* _Task directions_
Give the number of lines in the records below that include "JSON", and nothing more.
— begin —
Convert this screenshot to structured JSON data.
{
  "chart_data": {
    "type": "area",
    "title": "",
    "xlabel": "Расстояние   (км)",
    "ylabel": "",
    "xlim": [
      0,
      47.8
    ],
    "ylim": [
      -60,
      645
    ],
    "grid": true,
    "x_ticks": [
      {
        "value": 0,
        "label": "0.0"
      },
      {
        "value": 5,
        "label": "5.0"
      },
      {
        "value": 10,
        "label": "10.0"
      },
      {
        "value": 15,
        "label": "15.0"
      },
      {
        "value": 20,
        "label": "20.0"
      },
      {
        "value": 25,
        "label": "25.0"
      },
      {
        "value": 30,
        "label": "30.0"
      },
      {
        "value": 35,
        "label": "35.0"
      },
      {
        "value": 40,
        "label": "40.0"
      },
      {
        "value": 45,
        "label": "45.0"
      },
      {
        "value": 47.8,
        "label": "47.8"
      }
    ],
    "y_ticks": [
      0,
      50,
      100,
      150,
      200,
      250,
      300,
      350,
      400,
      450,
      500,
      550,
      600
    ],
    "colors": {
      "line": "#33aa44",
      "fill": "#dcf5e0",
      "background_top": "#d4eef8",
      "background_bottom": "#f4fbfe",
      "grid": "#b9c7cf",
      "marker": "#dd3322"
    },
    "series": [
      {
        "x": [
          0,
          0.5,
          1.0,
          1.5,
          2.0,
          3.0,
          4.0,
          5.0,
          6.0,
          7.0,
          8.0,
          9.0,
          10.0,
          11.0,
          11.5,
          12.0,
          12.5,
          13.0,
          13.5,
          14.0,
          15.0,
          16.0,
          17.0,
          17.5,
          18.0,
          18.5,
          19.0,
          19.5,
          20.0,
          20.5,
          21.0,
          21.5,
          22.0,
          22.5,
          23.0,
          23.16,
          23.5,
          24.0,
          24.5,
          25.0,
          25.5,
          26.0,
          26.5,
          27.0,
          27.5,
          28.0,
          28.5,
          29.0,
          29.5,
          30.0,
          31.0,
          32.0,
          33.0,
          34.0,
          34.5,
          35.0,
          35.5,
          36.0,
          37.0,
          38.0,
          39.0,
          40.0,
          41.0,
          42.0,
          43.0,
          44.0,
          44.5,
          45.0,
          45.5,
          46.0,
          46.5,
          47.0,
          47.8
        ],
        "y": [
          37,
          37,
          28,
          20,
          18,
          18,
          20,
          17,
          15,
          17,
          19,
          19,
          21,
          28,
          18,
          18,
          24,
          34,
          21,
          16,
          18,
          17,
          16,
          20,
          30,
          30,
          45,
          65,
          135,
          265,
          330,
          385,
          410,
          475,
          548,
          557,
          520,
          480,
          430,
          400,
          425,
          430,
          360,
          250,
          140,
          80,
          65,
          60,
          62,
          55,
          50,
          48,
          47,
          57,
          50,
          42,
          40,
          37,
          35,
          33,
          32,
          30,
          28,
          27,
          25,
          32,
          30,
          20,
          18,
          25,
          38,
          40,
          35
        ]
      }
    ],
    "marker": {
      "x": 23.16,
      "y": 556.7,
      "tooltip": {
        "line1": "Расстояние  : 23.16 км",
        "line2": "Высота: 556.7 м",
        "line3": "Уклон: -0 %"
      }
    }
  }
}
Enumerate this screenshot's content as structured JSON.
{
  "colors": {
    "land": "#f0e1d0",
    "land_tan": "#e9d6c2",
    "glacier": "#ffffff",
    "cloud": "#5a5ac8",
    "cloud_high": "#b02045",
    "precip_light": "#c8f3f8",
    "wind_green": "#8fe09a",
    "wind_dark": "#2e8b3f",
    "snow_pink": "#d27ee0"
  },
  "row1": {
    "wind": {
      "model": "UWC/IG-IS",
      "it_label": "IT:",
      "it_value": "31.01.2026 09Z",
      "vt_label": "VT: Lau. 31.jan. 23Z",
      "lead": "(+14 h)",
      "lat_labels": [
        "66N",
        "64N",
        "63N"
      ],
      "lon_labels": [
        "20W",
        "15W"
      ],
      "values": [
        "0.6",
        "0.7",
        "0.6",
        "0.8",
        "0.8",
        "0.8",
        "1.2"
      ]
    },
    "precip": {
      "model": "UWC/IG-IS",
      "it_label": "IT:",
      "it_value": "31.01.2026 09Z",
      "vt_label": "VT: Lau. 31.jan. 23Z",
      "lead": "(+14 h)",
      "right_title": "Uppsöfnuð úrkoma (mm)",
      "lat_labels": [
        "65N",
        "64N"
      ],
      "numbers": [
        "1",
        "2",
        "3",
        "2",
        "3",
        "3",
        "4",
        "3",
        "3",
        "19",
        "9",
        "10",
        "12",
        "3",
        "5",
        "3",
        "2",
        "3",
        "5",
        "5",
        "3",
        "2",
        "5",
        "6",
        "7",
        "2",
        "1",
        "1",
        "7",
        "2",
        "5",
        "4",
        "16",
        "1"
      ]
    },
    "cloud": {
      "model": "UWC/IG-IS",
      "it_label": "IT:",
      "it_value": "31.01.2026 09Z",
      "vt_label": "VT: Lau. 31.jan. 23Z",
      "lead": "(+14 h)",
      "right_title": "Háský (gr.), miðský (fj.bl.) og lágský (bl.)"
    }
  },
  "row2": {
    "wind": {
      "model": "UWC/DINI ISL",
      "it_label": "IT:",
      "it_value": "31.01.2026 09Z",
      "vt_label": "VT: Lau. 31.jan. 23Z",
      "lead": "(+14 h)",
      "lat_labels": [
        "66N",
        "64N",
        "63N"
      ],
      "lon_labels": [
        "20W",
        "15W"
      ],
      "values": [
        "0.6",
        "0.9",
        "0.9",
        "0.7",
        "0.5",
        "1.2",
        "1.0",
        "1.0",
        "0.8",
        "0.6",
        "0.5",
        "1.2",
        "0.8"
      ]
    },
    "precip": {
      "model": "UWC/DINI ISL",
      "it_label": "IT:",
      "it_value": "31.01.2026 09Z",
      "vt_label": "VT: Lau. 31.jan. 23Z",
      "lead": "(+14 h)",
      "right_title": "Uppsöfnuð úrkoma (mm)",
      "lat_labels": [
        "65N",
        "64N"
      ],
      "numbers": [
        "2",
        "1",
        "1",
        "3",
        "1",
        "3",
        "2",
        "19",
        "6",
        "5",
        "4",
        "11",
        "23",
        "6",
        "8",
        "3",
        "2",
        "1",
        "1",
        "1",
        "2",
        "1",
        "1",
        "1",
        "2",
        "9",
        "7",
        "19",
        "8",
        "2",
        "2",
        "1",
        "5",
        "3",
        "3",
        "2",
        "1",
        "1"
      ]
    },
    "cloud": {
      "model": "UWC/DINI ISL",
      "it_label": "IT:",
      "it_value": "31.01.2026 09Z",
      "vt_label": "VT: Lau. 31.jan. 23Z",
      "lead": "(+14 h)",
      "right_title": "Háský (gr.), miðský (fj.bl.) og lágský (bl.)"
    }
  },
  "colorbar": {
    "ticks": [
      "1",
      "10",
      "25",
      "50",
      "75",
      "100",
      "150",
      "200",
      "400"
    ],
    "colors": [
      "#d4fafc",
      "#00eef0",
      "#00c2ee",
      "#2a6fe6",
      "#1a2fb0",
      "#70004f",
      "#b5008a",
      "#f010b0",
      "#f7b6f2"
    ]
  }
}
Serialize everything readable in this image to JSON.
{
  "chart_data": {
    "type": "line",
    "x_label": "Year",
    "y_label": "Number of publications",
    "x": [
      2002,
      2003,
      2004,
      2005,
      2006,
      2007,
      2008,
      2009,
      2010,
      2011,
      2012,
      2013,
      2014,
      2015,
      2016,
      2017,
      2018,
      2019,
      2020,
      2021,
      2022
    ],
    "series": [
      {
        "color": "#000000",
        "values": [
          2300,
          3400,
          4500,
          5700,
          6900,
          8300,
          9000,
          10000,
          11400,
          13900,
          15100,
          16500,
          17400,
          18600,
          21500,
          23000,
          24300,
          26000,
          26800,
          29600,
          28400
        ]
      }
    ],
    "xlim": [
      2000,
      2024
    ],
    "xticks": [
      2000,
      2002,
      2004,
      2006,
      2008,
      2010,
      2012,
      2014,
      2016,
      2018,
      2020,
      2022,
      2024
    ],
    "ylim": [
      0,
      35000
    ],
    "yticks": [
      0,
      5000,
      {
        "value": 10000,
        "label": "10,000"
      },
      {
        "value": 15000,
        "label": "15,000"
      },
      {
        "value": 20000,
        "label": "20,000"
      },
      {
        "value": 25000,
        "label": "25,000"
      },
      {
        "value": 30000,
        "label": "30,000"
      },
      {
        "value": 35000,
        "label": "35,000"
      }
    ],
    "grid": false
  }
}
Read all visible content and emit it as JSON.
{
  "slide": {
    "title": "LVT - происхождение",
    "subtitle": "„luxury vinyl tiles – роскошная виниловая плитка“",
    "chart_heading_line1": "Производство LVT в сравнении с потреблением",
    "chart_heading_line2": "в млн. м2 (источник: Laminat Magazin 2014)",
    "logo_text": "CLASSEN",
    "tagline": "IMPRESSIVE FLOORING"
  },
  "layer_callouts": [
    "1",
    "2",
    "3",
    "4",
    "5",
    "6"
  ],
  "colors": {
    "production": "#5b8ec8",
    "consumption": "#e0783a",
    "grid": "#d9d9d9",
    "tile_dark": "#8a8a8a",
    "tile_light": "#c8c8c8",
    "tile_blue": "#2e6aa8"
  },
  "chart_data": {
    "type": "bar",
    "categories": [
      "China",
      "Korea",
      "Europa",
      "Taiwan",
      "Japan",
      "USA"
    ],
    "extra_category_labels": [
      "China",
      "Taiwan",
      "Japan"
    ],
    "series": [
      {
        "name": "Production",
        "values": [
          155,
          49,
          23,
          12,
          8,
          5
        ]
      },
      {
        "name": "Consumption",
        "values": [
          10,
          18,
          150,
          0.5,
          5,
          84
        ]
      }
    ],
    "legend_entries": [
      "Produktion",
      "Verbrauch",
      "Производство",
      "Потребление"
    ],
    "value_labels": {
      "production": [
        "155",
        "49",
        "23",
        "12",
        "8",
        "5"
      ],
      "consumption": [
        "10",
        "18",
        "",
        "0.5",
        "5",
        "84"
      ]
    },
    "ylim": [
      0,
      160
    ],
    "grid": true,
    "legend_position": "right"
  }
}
— end —
* _Result_
4